__Records for the exercise__.
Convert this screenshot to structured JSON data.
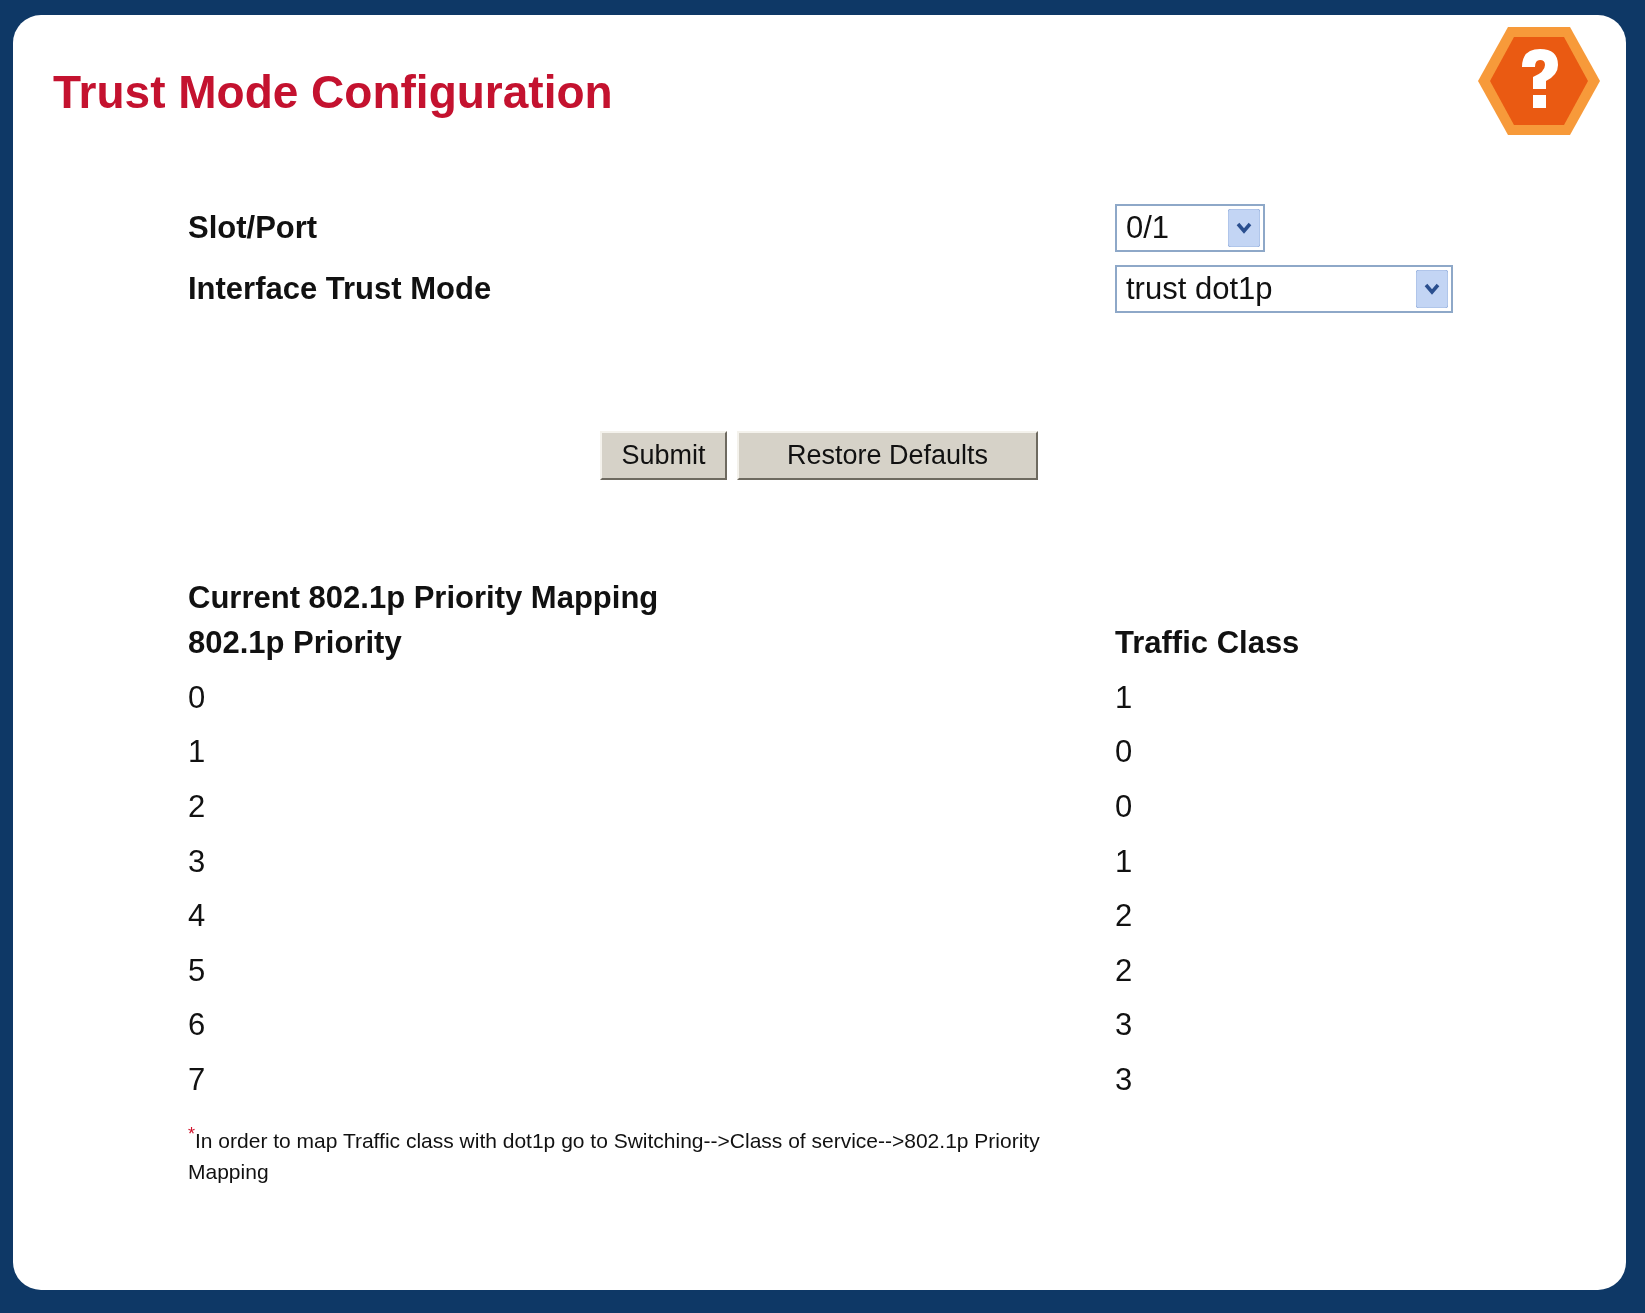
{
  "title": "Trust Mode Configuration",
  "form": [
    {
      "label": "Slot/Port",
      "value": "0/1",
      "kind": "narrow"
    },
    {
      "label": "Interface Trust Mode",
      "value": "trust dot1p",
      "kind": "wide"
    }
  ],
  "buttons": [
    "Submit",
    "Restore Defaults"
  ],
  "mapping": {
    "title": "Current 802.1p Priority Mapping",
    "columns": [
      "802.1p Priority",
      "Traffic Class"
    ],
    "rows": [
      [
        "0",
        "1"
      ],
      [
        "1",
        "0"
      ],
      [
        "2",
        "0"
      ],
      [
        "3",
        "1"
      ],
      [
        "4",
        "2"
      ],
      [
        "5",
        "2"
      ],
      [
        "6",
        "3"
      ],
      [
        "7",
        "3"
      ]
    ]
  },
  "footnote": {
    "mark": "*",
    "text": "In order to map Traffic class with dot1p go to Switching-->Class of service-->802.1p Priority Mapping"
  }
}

__Task to carry out__.
Give every line above again exactly, with no pictures.

__Reply__.
Convert this screenshot to structured JSON data.
{
  "title": "Trust Mode Configuration",
  "form": [
    {
      "label": "Slot/Port",
      "value": "0/1",
      "kind": "narrow"
    },
    {
      "label": "Interface Trust Mode",
      "value": "trust dot1p",
      "kind": "wide"
    }
  ],
  "buttons": [
    "Submit",
    "Restore Defaults"
  ],
  "mapping": {
    "title": "Current 802.1p Priority Mapping",
    "columns": [
      "802.1p Priority",
      "Traffic Class"
    ],
    "rows": [
      [
        "0",
        "1"
      ],
      [
        "1",
        "0"
      ],
      [
        "2",
        "0"
      ],
      [
        "3",
        "1"
      ],
      [
        "4",
        "2"
      ],
      [
        "5",
        "2"
      ],
      [
        "6",
        "3"
      ],
      [
        "7",
        "3"
      ]
    ]
  },
  "footnote": {
    "mark": "*",
    "text": "In order to map Traffic class with dot1p go to Switching-->Class of service-->802.1p Priority Mapping"
  }
}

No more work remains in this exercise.